[Dataset rows about figures]
^^^^^^^^

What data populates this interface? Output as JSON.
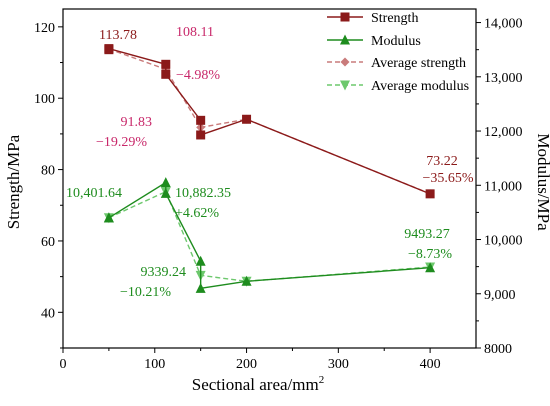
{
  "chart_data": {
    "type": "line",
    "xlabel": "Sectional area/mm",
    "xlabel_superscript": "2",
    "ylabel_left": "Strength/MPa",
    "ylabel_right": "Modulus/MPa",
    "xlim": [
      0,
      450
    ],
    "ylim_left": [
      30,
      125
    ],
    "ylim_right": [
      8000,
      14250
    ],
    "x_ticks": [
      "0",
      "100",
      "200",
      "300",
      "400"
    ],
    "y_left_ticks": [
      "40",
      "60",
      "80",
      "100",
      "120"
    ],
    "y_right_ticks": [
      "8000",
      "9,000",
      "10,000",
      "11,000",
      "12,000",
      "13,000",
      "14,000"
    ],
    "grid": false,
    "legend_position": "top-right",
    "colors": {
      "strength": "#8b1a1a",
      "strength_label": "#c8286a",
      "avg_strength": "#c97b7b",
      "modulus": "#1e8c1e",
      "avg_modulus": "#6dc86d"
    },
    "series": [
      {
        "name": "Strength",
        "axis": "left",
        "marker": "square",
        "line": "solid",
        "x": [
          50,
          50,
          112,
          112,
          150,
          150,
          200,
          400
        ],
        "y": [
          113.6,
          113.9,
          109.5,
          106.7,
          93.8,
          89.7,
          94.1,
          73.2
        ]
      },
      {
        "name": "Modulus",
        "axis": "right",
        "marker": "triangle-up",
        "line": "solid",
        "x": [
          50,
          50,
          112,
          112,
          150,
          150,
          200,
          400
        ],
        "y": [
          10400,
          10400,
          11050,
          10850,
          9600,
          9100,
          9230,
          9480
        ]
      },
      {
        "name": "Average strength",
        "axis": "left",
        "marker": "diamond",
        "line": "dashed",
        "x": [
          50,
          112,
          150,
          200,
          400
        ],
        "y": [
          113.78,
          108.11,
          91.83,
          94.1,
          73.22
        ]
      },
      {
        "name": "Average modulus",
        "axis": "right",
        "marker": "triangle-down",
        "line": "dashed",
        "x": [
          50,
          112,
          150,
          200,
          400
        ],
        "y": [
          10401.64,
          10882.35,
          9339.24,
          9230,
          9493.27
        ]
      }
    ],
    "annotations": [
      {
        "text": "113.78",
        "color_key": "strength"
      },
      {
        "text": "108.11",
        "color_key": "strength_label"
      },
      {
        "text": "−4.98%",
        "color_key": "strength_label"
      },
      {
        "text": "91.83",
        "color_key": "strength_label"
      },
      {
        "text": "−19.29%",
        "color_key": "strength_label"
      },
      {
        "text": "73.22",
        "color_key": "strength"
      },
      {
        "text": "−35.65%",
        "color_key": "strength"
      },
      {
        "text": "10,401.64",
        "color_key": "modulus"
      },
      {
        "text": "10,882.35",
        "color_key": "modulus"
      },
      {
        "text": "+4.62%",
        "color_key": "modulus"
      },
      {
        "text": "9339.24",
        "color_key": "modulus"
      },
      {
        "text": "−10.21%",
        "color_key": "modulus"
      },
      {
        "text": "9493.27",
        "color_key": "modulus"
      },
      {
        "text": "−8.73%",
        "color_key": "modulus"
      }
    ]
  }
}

^^^^^^^^

(Exercise goal): Check each line above for the word "name" and say how many have it, with nothing else.

(Full response): 4